▶ [GIVEN RECORDS]
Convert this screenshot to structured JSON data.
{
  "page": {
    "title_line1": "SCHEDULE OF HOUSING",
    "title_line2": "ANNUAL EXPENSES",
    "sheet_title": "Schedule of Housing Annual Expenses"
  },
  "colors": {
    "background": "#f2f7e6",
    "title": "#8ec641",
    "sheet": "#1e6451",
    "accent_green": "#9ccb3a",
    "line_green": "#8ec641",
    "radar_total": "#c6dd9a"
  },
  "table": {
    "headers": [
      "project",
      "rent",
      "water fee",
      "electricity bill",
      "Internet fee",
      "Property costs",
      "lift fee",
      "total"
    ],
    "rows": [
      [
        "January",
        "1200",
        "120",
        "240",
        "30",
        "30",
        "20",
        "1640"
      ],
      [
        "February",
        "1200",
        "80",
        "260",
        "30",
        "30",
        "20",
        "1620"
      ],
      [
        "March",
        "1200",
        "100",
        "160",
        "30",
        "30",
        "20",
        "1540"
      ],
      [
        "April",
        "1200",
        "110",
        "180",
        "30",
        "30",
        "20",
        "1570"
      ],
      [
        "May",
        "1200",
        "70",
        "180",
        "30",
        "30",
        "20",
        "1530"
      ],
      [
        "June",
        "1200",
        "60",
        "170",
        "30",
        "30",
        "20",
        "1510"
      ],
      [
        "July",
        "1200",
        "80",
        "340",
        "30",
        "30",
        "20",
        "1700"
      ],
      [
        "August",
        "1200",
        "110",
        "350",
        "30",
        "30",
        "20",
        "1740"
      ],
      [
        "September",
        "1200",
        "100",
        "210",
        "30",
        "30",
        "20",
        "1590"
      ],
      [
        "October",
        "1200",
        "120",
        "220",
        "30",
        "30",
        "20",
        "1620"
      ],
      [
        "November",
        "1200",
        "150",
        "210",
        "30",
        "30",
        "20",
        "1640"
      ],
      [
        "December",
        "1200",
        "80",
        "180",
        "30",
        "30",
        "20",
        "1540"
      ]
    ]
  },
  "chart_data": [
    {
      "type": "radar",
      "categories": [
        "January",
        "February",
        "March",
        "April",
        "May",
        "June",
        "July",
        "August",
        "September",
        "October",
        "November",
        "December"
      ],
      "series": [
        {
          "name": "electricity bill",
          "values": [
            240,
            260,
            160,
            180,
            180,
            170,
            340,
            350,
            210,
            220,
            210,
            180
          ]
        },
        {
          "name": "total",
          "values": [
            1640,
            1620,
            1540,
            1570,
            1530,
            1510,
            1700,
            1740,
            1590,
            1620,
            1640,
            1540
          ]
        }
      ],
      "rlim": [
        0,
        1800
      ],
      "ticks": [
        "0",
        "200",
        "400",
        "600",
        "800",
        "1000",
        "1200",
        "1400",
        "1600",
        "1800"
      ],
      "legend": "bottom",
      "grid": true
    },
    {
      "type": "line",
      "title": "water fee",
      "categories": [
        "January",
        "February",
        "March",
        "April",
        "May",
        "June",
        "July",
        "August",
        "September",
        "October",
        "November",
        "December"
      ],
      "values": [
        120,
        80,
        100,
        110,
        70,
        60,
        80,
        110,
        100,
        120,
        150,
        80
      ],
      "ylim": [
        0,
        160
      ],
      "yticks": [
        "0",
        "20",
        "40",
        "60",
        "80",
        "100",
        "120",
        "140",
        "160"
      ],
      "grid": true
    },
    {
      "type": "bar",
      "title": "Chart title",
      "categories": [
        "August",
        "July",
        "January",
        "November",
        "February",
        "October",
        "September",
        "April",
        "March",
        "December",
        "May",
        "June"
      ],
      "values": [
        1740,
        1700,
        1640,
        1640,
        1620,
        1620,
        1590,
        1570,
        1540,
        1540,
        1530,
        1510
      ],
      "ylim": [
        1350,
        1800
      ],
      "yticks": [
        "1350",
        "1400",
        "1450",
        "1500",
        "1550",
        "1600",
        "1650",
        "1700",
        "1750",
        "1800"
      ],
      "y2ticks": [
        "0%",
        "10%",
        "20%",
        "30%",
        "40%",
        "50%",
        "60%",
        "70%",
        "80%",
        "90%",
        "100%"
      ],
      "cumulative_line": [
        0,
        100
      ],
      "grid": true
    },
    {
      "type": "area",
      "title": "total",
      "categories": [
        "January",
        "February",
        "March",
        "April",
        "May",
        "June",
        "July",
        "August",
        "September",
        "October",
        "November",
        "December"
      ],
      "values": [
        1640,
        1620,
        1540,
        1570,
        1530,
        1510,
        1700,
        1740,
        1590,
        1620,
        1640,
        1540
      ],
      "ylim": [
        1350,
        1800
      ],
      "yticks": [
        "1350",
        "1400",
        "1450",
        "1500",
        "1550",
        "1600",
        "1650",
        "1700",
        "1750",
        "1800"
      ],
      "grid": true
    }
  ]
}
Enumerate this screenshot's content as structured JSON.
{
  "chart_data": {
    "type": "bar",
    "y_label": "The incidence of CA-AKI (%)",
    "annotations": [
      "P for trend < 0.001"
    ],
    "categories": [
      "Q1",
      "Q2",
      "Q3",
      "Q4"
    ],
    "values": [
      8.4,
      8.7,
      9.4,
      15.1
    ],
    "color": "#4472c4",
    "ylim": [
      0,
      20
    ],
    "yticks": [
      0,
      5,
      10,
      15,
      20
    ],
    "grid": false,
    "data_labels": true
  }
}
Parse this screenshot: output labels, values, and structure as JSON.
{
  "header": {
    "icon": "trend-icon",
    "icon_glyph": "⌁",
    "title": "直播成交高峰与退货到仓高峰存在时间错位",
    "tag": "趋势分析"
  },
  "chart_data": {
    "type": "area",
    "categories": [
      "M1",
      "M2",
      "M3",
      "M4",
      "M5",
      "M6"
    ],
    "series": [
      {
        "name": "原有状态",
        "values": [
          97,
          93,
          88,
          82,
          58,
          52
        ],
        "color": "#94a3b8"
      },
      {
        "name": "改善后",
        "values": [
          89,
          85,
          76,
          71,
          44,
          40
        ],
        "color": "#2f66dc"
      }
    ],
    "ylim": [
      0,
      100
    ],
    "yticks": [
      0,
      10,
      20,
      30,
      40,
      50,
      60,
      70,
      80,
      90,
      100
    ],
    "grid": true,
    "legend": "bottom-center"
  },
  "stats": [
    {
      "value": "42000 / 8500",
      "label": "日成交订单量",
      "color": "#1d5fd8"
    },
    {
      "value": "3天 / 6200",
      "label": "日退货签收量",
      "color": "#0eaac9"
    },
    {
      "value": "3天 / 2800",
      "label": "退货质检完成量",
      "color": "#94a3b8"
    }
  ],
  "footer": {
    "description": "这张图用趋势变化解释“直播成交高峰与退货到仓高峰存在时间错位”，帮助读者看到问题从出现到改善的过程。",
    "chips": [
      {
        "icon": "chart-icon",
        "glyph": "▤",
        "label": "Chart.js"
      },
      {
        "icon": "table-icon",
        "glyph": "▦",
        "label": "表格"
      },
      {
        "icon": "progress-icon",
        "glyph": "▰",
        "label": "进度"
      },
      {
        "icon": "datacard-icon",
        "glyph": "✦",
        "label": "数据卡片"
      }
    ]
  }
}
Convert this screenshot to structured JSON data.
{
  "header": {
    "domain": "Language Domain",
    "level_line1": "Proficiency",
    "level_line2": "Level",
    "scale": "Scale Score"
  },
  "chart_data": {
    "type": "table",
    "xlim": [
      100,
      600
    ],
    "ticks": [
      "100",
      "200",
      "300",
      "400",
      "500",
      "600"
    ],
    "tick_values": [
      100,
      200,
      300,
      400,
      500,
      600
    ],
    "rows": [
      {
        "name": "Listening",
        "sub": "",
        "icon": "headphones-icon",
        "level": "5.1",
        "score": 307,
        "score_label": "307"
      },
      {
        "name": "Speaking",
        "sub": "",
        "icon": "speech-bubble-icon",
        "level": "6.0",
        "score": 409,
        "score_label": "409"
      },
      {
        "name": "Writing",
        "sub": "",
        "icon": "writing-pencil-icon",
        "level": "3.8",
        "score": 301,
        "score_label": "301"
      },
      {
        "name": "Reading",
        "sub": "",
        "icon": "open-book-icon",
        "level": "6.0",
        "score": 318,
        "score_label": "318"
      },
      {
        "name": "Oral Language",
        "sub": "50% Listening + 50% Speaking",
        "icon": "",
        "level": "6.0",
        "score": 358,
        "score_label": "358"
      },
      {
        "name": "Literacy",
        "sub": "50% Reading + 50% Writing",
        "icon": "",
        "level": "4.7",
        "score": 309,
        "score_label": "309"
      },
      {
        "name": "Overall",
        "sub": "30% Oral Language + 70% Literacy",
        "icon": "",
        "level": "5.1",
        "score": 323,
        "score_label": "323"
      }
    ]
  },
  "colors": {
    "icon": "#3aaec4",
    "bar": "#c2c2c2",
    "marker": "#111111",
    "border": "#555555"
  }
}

▶ [TO BE DONE] Copy every line above that includes the string "Oral".

▶ [TASK RESPONSE]
        "name": "Oral Language",
        "sub": "30% Oral Language + 70% Literacy",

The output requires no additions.